RECORDS PROVIDED:

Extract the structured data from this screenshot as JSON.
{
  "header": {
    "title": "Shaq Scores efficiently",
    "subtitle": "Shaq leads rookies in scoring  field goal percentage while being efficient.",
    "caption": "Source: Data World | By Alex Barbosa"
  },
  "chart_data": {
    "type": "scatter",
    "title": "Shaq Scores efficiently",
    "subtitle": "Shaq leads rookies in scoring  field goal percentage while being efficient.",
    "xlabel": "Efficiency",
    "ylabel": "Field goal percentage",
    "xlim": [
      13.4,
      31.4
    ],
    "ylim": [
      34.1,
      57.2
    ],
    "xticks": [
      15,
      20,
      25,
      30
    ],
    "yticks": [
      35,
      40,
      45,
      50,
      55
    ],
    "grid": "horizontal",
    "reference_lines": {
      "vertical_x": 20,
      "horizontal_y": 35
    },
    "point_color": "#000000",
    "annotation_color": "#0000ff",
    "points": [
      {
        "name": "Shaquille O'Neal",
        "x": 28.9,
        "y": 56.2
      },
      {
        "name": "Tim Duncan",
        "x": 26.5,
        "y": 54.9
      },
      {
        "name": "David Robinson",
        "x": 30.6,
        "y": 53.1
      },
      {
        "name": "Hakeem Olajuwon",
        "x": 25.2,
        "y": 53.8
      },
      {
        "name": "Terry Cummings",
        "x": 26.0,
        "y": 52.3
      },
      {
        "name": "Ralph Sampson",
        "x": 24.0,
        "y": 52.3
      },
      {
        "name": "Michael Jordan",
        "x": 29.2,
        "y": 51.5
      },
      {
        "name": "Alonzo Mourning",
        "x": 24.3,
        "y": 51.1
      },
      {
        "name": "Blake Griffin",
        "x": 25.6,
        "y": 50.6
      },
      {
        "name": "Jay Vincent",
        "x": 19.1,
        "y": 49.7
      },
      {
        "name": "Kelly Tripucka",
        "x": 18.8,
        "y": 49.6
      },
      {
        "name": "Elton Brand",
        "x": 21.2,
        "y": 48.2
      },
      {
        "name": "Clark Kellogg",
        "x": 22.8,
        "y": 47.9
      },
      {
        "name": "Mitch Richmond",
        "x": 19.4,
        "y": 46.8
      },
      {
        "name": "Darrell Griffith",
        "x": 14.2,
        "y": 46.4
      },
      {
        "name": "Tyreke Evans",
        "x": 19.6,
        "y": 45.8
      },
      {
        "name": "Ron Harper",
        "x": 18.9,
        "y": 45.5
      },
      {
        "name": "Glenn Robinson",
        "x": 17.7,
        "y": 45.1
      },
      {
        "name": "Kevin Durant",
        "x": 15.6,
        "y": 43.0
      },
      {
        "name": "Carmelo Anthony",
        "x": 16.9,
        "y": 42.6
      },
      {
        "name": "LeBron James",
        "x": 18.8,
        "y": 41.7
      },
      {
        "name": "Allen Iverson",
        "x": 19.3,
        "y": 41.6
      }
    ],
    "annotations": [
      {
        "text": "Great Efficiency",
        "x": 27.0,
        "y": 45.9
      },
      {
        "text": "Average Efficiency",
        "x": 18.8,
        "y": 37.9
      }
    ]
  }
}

REQUEST:
Point out every line holding the string "text" and copy it.

FINISHED EXERCISE:
        "text": "Great Efficiency",
        "text": "Average Efficiency",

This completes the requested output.